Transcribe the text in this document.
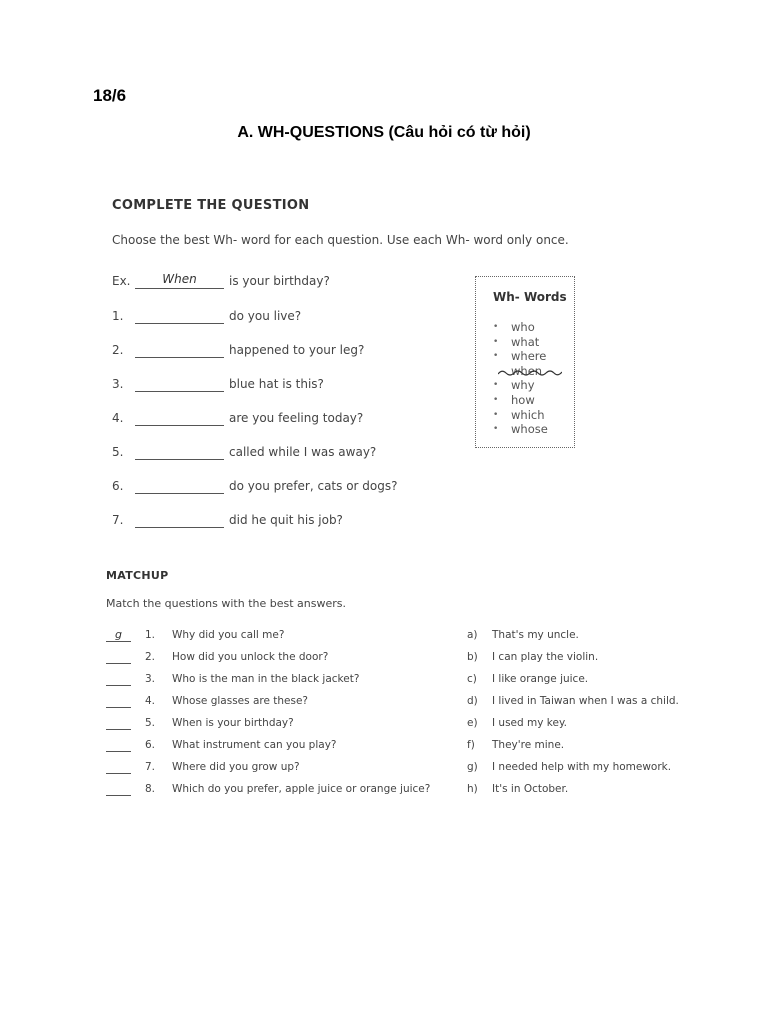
18/6
A. WH-QUESTIONS (Câu hỏi có từ hỏi)
COMPLETE THE QUESTION
Choose the best Wh- word for each question. Use each Wh- word only once.
Ex.	When	is your birthday?
1.	do you live?
2.	happened to your leg?
3.	blue hat is this?
4.	are you feeling today?
5.	called while I was away?
6.	do you prefer, cats or dogs?
7.	did he quit his job?
Wh- Words
• who
• what
• where
when
• why
• how
• which
• whose
MATCHUP
Match the questions with the best answers.
g	1. Why did you call me?	a) That's my uncle.
2. How did you unlock the door?	b) I can play the violin.
3. Who is the man in the black jacket?	c) I like orange juice.
4. Whose glasses are these?	d) I lived in Taiwan when I was a child.
5. When is your birthday?	e) I used my key.
6. What instrument can you play?	f) They're mine.
7. Where did you grow up?	g) I needed help with my homework.
8. Which do you prefer, apple juice or orange juice?	h) It's in October.
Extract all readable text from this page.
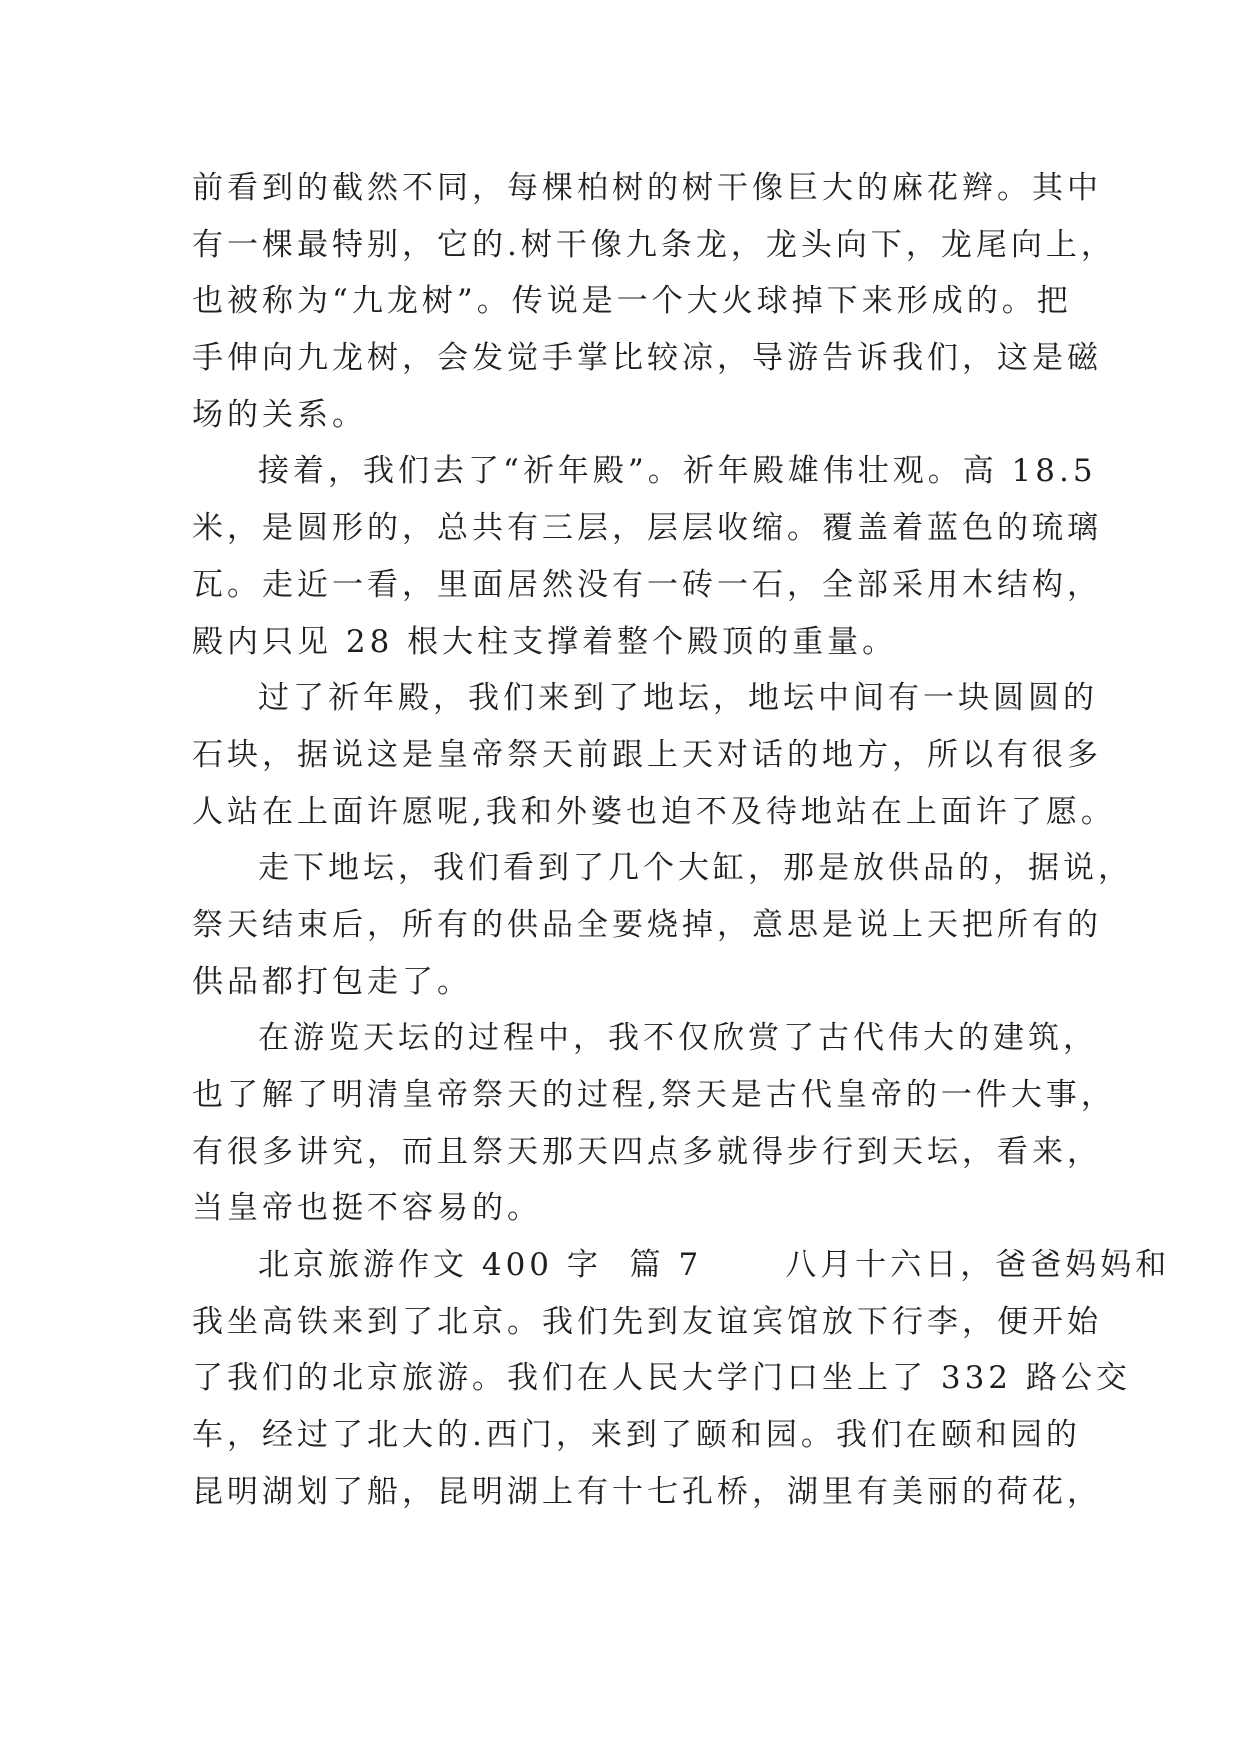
前看到的截然不同，每棵柏树的树干像巨大的麻花辫。其中
有一棵最特别，它的.树干像九条龙，龙头向下，龙尾向上，
也被称为“九龙树”。传说是一个大火球掉下来形成的。把
手伸向九龙树，会发觉手掌比较凉，导游告诉我们，这是磁
场的关系。
接着，我们去了“祈年殿”。祈年殿雄伟壮观。高 18.5
米，是圆形的，总共有三层，层层收缩。覆盖着蓝色的琉璃
瓦。走近一看，里面居然没有一砖一石，全部采用木结构，
殿内只见 28 根大柱支撑着整个殿顶的重量。
过了祈年殿，我们来到了地坛，地坛中间有一块圆圆的
石块，据说这是皇帝祭天前跟上天对话的地方，所以有很多
人站在上面许愿呢,我和外婆也迫不及待地站在上面许了愿。
走下地坛，我们看到了几个大缸，那是放供品的，据说，
祭天结束后，所有的供品全要烧掉，意思是说上天把所有的
供品都打包走了。
在游览天坛的过程中，我不仅欣赏了古代伟大的建筑，
也了解了明清皇帝祭天的过程,祭天是古代皇帝的一件大事，
有很多讲究，而且祭天那天四点多就得步行到天坛，看来，
当皇帝也挺不容易的。
北京旅游作文 400 字  篇 7      八月十六日，爸爸妈妈和
我坐高铁来到了北京。我们先到友谊宾馆放下行李，便开始
了我们的北京旅游。我们在人民大学门口坐上了 332 路公交
车，经过了北大的.西门，来到了颐和园。我们在颐和园的
昆明湖划了船，昆明湖上有十七孔桥，湖里有美丽的荷花，
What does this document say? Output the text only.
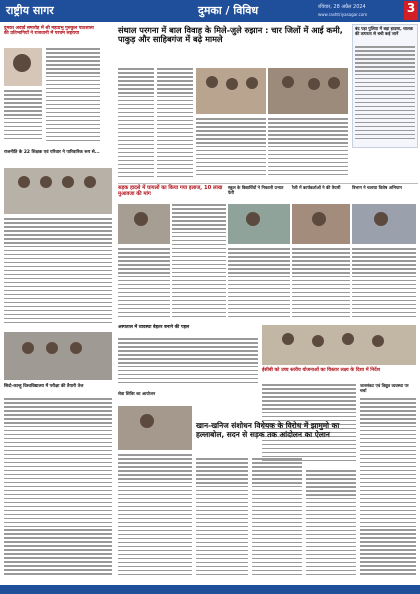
राष्ट्रीय सागर	दुमका / विविध	रविवार, 28 अप्रैल 2024
www.rashtriyasagar.com	3
दुमका अवार्ड समारोह में श्री महाप्रभु गुरुकुल पाठशाला की प्रतिभागियों ने राजधानी में परचम लहराया	संथाल परगना में बाल विवाह के मिले-जुले रुझान : चार जिलों में आई कमी, पाकुड़ और साहिबगंज में बढ़े मामले
बंद पड़ा पुलिया में बड़ा हादसा, चालक की तत्परता से बची कई जानें
सड़क हादसे में घायलों का किया गया इलाज, 10 लाख मुआवजा की मांग
स्कूल के विद्यार्थियों ने निकाली प्रभात फेरी
रैली में कार्यकर्ताओं ने की तैयारी	विभाग ने चलाया विशेष अभियान
राजनीति के 22 शिक्षक एवं परिवार ने पारिवारिक रूप से...
अस्पताल में व्यवस्था बेहतर बनाने की पहल
ईसीबी को उच्च स्तरीय योजनाओं का विस्तार लक्ष्य के दिशा में निर्देश
जलसंकट एवं विद्युत व्यवस्था पर चर्चा
सिदो-कान्हू विश्वविद्यालय में परीक्षा की तैयारी तेज
खान-खनिज संशोधन विधेयक के विरोध में झामुमो का हल्लाबोल, सदन से सड़क तक आंदोलन का ऐलान
सेवा शिविर का आयोजन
***
Give the number of lines in the data that contain "best", with no other words.

● **Solved problem**: 2